Aim:
Rename "leader-line" to "connector-line" everywhere in the listing below and reproduce it with nothing else changed. Leave the pictures out.

Data extracted from a collection:

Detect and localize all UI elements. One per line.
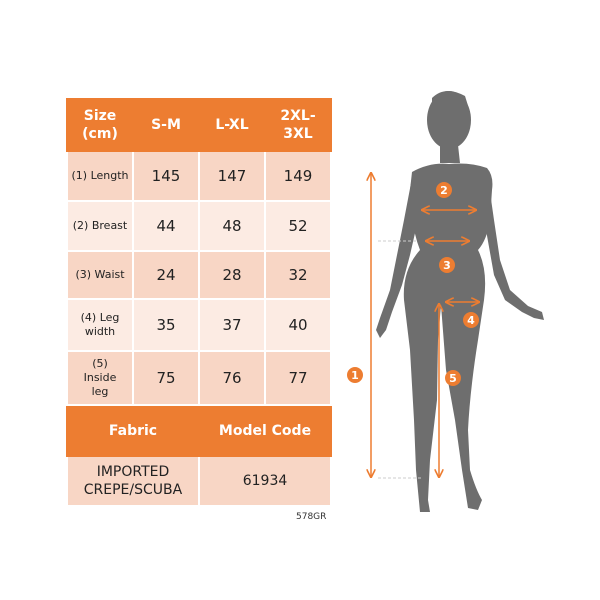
svg-text:3: 3 bbox=[443, 259, 451, 272]
row-label: (2) Breast bbox=[66, 200, 134, 252]
header-2xl-3xl: 2XL-3XL bbox=[264, 98, 332, 152]
row-label: (4) Leg width bbox=[66, 298, 134, 352]
cell: 145 bbox=[132, 150, 200, 202]
cell: 37 bbox=[198, 298, 266, 352]
row-label: (1) Length bbox=[66, 150, 134, 202]
marker-2: 2 bbox=[436, 182, 452, 198]
cell: 147 bbox=[198, 150, 266, 202]
header-size: Size (cm) bbox=[66, 98, 134, 152]
fabric-header-row: Fabric Model Code bbox=[66, 404, 332, 457]
svg-text:4: 4 bbox=[467, 314, 475, 327]
cell: 52 bbox=[264, 200, 332, 252]
table-row: (2) Breast 44 48 52 bbox=[66, 200, 332, 252]
cell: 32 bbox=[264, 250, 332, 300]
cell: 24 bbox=[132, 250, 200, 300]
cell: 75 bbox=[132, 350, 200, 406]
fabric-value: IMPORTED CREPE/SCUBA bbox=[66, 455, 200, 507]
svg-text:2: 2 bbox=[440, 184, 448, 197]
cell: 149 bbox=[264, 150, 332, 202]
cell: 48 bbox=[198, 200, 266, 252]
header-row: Size (cm) S-M L-XL 2XL-3XL bbox=[66, 98, 332, 152]
table-row: (4) Leg width 35 37 40 bbox=[66, 298, 332, 352]
header-l-xl: L-XL bbox=[198, 98, 266, 152]
marker-5: 5 bbox=[445, 370, 461, 386]
size-chart-table: Size (cm) S-M L-XL 2XL-3XL (1) Length 14… bbox=[66, 98, 332, 507]
product-code: 578GR bbox=[296, 512, 327, 522]
fabric-row: IMPORTED CREPE/SCUBA 61934 bbox=[66, 455, 332, 507]
fabric-header: Fabric bbox=[66, 404, 200, 457]
model-code-header: Model Code bbox=[198, 404, 332, 457]
model-code-value: 61934 bbox=[198, 455, 332, 507]
table-row: (1) Length 145 147 149 bbox=[66, 150, 332, 202]
cell: 40 bbox=[264, 298, 332, 352]
cell: 44 bbox=[132, 200, 200, 252]
cell: 76 bbox=[198, 350, 266, 406]
cell: 28 bbox=[198, 250, 266, 300]
header-s-m: S-M bbox=[132, 98, 200, 152]
table-row: (5) Inside leg 75 76 77 bbox=[66, 350, 332, 406]
svg-text:1: 1 bbox=[351, 369, 359, 382]
cell: 77 bbox=[264, 350, 332, 406]
svg-text:5: 5 bbox=[449, 372, 457, 385]
marker-3: 3 bbox=[439, 257, 455, 273]
cell: 35 bbox=[132, 298, 200, 352]
row-label: (3) Waist bbox=[66, 250, 134, 300]
marker-4: 4 bbox=[463, 312, 479, 328]
table-row: (3) Waist 24 28 32 bbox=[66, 250, 332, 300]
row-label: (5) Inside leg bbox=[66, 350, 134, 406]
measurement-guides bbox=[371, 173, 479, 479]
woman-silhouette bbox=[376, 90, 544, 512]
marker-1: 1 bbox=[347, 367, 363, 383]
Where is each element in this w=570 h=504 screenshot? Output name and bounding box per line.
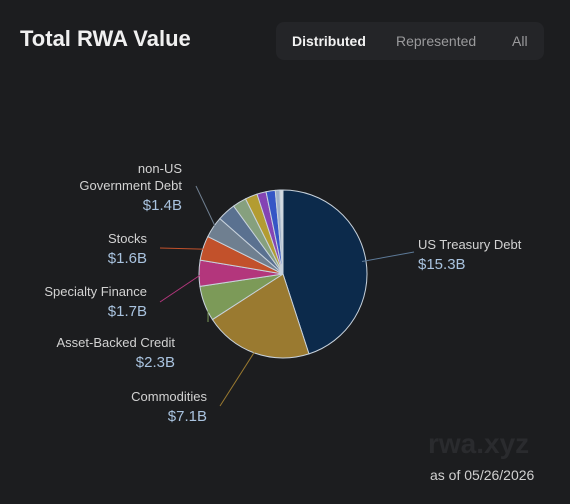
slice-label: Stocks $1.6B — [108, 230, 147, 267]
value-label: $1.6B — [107, 250, 147, 267]
as-of-date: as of 05/26/2026 — [430, 467, 535, 483]
value-label: $2.3B — [135, 354, 175, 371]
category-label: Stocks — [107, 231, 147, 246]
pie-slice — [211, 273, 310, 359]
slice-label: non-US Government Debt $1.4B — [67, 160, 182, 214]
category-label: Commodities — [131, 389, 207, 404]
slice-label: Commodities $7.1B — [131, 388, 207, 425]
value-label: $1.7B — [107, 303, 147, 320]
tab[interactable]: Represented — [396, 33, 477, 49]
category-label: Specialty Finance — [44, 284, 147, 299]
category-label: Asset-Backed Credit — [56, 335, 176, 350]
slice-label: US Treasury Debt $15.3B — [418, 236, 521, 273]
watermark: rwa.xyz — [428, 428, 530, 459]
leader-line — [361, 251, 415, 262]
value-label: $1.4B — [142, 197, 182, 214]
slice-label: Specialty Finance $1.7B — [44, 283, 147, 320]
leader-line — [195, 185, 218, 230]
value-label: $15.3B — [418, 256, 466, 273]
title: Total RWA Value — [20, 26, 191, 51]
leader-line — [219, 349, 257, 407]
tab-bar: Distributed Represented All — [276, 22, 544, 60]
tab[interactable]: Distributed — [292, 33, 366, 49]
slice-label: Asset-Backed Credit $2.3B — [57, 334, 176, 371]
pie-slice — [279, 189, 284, 275]
leader-line — [159, 272, 204, 303]
leader-line — [159, 247, 207, 250]
category-label: US Treasury Debt — [418, 237, 522, 252]
tab[interactable]: All — [512, 33, 528, 49]
value-label: $7.1B — [167, 408, 207, 425]
category-label: non-US Government Debt — [79, 161, 182, 193]
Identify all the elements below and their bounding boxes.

Task response:
Detect and localize all UI elements. One per line.
svg-text:3: 3 bbox=[443, 259, 451, 272]
row-label: (2) Breast bbox=[66, 200, 134, 252]
header-2xl-3xl: 2XL-3XL bbox=[264, 98, 332, 152]
row-label: (4) Leg width bbox=[66, 298, 134, 352]
cell: 145 bbox=[132, 150, 200, 202]
cell: 37 bbox=[198, 298, 266, 352]
row-label: (1) Length bbox=[66, 150, 134, 202]
marker-2: 2 bbox=[436, 182, 452, 198]
cell: 147 bbox=[198, 150, 266, 202]
header-size: Size (cm) bbox=[66, 98, 134, 152]
fabric-header-row: Fabric Model Code bbox=[66, 404, 332, 457]
svg-text:4: 4 bbox=[467, 314, 475, 327]
cell: 52 bbox=[264, 200, 332, 252]
table-row: (2) Breast 44 48 52 bbox=[66, 200, 332, 252]
cell: 32 bbox=[264, 250, 332, 300]
cell: 24 bbox=[132, 250, 200, 300]
cell: 75 bbox=[132, 350, 200, 406]
fabric-value: IMPORTED CREPE/SCUBA bbox=[66, 455, 200, 507]
svg-text:2: 2 bbox=[440, 184, 448, 197]
cell: 149 bbox=[264, 150, 332, 202]
cell: 48 bbox=[198, 200, 266, 252]
header-row: Size (cm) S-M L-XL 2XL-3XL bbox=[66, 98, 332, 152]
table-row: (4) Leg width 35 37 40 bbox=[66, 298, 332, 352]
header-l-xl: L-XL bbox=[198, 98, 266, 152]
marker-5: 5 bbox=[445, 370, 461, 386]
size-chart-table: Size (cm) S-M L-XL 2XL-3XL (1) Length 14… bbox=[66, 98, 332, 507]
product-code: 578GR bbox=[296, 512, 327, 522]
fabric-row: IMPORTED CREPE/SCUBA 61934 bbox=[66, 455, 332, 507]
fabric-header: Fabric bbox=[66, 404, 200, 457]
model-code-header: Model Code bbox=[198, 404, 332, 457]
model-code-value: 61934 bbox=[198, 455, 332, 507]
table-row: (1) Length 145 147 149 bbox=[66, 150, 332, 202]
cell: 40 bbox=[264, 298, 332, 352]
cell: 44 bbox=[132, 200, 200, 252]
cell: 76 bbox=[198, 350, 266, 406]
cell: 28 bbox=[198, 250, 266, 300]
header-s-m: S-M bbox=[132, 98, 200, 152]
table-row: (5) Inside leg 75 76 77 bbox=[66, 350, 332, 406]
svg-text:1: 1 bbox=[351, 369, 359, 382]
cell: 77 bbox=[264, 350, 332, 406]
svg-text:5: 5 bbox=[449, 372, 457, 385]
marker-3: 3 bbox=[439, 257, 455, 273]
cell: 35 bbox=[132, 298, 200, 352]
row-label: (3) Waist bbox=[66, 250, 134, 300]
marker-4: 4 bbox=[463, 312, 479, 328]
table-row: (3) Waist 24 28 32 bbox=[66, 250, 332, 300]
row-label: (5) Inside leg bbox=[66, 350, 134, 406]
measurement-guides bbox=[371, 173, 479, 479]
woman-silhouette bbox=[376, 90, 544, 512]
marker-1: 1 bbox=[347, 367, 363, 383]
Where is each element in this w=570 h=504 screenshot? Output name and bounding box per line.
slice-label: Stocks $1.6B — [108, 230, 147, 267]
value-label: $1.6B — [107, 250, 147, 267]
as-of-date: as of 05/26/2026 — [430, 467, 535, 483]
value-label: $2.3B — [135, 354, 175, 371]
category-label: Stocks — [107, 231, 147, 246]
pie-slice — [211, 273, 310, 359]
slice-label: non-US Government Debt $1.4B — [67, 160, 182, 214]
category-label: Commodities — [131, 389, 207, 404]
slice-label: Commodities $7.1B — [131, 388, 207, 425]
value-label: $1.7B — [107, 303, 147, 320]
tab[interactable]: Represented — [396, 33, 477, 49]
category-label: Specialty Finance — [44, 284, 147, 299]
category-label: Asset-Backed Credit — [56, 335, 176, 350]
slice-label: US Treasury Debt $15.3B — [418, 236, 521, 273]
watermark: rwa.xyz — [428, 428, 530, 459]
connector-line — [361, 251, 415, 262]
value-label: $1.4B — [142, 197, 182, 214]
slice-label: Specialty Finance $1.7B — [44, 283, 147, 320]
connector-line — [195, 185, 218, 230]
value-label: $15.3B — [418, 256, 466, 273]
title: Total RWA Value — [20, 26, 191, 51]
connector-line — [219, 349, 257, 407]
tab-bar: Distributed Represented All — [276, 22, 544, 60]
tab[interactable]: Distributed — [292, 33, 366, 49]
slice-label: Asset-Backed Credit $2.3B — [57, 334, 176, 371]
pie-slice — [279, 189, 284, 275]
connector-line — [159, 272, 204, 303]
connector-line — [159, 247, 207, 250]
category-label: US Treasury Debt — [418, 237, 522, 252]
tab[interactable]: All — [512, 33, 528, 49]
value-label: $7.1B — [167, 408, 207, 425]
category-label: non-US Government Debt — [79, 161, 182, 193]
Identify all the elements below and their bounding boxes.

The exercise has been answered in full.